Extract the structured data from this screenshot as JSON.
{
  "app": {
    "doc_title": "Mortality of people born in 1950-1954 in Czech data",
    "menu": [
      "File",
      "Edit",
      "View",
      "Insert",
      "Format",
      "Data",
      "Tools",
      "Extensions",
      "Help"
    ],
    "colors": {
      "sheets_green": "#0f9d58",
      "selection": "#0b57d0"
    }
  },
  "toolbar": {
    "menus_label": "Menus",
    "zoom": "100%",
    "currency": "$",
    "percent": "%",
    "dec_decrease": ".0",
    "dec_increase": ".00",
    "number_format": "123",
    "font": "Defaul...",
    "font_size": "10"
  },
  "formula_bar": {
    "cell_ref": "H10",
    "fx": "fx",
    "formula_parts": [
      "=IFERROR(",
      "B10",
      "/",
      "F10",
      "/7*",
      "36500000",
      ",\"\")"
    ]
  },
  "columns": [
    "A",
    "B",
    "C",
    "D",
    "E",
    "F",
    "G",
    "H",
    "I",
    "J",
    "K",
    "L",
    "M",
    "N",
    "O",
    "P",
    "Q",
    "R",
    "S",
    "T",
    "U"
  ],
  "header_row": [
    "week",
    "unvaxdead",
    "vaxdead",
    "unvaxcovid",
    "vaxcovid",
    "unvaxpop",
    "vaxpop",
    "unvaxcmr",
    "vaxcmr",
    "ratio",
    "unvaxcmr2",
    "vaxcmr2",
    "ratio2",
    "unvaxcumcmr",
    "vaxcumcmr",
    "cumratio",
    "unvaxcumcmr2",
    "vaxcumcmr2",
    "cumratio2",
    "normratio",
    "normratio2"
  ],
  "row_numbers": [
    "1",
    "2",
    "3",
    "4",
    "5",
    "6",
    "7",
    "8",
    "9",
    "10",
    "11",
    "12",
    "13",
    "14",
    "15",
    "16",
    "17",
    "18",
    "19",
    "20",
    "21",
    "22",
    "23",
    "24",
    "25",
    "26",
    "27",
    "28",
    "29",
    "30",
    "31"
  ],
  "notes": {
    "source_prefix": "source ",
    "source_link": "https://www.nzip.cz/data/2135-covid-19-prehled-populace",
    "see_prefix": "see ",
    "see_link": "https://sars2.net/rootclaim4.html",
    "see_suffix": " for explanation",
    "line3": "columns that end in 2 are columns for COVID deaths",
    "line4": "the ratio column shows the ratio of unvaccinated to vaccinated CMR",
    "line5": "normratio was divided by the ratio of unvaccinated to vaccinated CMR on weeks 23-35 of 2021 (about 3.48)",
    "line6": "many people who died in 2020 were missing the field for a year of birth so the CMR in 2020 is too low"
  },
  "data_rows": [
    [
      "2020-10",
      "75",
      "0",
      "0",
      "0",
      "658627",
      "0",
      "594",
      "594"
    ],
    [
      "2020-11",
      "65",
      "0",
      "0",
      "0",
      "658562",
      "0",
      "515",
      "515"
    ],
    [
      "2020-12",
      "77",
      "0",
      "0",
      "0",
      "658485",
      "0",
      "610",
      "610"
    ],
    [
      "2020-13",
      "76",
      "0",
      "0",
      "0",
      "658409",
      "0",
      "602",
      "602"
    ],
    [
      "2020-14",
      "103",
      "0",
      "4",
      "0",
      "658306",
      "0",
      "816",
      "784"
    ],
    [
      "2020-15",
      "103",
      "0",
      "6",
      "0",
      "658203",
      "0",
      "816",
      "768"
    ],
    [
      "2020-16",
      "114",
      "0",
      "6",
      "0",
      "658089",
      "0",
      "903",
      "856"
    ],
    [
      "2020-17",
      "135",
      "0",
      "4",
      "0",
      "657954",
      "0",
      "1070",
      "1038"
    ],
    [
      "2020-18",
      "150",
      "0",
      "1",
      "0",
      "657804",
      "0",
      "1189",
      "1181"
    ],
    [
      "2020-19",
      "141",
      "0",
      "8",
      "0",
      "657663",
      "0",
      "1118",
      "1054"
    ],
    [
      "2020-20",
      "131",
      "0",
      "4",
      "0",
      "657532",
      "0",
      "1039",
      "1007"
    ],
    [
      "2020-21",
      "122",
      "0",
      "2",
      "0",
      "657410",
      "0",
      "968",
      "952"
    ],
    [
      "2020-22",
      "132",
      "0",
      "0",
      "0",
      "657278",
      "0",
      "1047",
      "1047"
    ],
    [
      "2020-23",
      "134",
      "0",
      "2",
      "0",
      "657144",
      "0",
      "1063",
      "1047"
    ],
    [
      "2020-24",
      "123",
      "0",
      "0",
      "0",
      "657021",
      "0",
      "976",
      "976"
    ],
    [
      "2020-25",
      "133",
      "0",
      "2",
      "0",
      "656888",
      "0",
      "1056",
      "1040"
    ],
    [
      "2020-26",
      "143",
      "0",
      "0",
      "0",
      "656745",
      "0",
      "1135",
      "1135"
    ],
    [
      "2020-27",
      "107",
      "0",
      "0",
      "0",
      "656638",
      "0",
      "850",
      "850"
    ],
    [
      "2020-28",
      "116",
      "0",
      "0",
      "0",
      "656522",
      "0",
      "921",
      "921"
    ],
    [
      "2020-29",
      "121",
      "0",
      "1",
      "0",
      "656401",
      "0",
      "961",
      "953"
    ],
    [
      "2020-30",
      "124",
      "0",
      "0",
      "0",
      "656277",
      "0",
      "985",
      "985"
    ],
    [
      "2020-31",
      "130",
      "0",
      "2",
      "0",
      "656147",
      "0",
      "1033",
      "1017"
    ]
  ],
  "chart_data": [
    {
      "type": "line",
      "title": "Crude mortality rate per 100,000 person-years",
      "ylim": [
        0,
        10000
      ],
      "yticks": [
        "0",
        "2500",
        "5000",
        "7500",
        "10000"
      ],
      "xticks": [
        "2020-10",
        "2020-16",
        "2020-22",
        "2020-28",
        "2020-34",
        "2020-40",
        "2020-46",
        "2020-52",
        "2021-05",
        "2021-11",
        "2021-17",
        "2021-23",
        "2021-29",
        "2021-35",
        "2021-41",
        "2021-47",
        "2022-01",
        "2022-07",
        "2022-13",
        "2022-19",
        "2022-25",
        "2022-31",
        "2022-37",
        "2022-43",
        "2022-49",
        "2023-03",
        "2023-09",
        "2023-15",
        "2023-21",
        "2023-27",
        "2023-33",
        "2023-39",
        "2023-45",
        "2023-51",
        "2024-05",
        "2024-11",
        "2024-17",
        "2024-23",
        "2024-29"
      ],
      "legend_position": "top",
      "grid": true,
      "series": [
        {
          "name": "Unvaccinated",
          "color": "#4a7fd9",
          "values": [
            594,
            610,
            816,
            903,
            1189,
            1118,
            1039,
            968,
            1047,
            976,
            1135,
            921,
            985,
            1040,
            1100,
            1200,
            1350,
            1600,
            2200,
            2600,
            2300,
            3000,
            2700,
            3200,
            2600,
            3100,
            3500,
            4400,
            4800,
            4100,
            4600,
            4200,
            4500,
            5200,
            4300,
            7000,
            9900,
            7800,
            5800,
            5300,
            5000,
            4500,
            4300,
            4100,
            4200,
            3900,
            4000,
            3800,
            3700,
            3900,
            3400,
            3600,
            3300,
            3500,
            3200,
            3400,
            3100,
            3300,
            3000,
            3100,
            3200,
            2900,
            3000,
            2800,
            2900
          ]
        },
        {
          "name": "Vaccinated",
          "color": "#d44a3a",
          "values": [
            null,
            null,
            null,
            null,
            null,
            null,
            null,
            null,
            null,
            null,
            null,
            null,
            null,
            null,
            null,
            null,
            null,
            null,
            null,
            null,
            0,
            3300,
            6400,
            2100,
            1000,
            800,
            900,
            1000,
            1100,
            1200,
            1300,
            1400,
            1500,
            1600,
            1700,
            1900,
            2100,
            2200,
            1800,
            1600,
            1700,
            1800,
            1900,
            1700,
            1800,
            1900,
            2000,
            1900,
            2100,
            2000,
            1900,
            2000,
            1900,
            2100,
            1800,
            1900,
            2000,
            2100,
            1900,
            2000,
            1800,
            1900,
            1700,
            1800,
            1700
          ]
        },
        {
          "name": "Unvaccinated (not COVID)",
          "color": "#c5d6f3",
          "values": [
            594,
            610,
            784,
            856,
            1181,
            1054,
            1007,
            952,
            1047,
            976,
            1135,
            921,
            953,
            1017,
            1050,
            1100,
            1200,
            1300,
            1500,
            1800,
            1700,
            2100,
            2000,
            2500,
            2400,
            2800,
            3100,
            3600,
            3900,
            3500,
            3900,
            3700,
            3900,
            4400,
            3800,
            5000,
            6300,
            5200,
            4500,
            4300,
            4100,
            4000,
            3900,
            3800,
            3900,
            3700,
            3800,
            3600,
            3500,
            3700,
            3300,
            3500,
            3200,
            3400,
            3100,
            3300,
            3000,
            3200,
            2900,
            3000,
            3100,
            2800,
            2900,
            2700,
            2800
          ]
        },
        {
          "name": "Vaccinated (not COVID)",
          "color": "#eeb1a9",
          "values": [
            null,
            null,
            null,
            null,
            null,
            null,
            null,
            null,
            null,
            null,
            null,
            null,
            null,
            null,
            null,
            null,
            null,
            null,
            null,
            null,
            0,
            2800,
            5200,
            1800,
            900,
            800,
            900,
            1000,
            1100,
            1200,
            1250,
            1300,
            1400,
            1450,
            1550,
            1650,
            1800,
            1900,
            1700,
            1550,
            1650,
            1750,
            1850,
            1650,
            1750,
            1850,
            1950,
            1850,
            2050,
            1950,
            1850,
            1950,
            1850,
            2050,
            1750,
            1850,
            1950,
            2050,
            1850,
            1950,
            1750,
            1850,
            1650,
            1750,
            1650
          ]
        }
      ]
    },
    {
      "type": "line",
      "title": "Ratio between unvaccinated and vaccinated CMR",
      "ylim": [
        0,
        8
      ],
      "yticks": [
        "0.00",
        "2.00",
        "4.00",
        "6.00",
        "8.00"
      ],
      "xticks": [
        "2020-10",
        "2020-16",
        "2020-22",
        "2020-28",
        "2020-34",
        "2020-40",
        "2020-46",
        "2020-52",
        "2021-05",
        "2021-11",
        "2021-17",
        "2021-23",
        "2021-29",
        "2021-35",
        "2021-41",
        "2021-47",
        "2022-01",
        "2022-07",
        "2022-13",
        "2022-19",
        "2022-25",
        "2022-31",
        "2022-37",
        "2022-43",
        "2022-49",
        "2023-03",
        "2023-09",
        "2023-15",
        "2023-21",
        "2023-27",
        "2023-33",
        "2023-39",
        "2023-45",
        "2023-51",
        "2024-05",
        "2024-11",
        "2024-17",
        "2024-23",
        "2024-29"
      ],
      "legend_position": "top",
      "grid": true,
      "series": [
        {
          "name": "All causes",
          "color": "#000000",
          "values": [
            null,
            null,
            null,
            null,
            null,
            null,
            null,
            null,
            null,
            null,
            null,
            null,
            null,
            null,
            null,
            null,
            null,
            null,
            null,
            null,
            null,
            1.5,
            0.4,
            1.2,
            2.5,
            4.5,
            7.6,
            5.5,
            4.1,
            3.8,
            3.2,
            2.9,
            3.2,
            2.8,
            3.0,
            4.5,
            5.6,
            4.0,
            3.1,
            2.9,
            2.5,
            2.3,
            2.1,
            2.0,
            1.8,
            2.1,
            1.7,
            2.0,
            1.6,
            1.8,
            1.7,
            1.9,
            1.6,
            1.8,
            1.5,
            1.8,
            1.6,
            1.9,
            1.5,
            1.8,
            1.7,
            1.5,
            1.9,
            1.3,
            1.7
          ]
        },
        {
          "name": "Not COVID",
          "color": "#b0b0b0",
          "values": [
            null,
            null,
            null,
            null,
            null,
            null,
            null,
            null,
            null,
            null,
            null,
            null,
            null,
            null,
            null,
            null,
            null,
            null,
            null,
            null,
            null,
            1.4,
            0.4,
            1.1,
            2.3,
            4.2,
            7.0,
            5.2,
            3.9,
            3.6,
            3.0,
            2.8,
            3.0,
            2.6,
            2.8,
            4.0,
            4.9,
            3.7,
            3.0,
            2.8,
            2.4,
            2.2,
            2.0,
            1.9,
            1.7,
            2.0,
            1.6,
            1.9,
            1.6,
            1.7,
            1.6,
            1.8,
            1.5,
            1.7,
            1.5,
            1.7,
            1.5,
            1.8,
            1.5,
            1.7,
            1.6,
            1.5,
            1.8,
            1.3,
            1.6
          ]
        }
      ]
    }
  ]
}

● **What the task asks**: Pick out all lines from the data above in which the word "people" appears.

● **Right answer**:
    "doc_title": "Mortality of people born in 1950-1954 in Czech data",
    "line6": "many people who died in 2020 were missing the field for a year of birth so the CMR in 2020 is too low"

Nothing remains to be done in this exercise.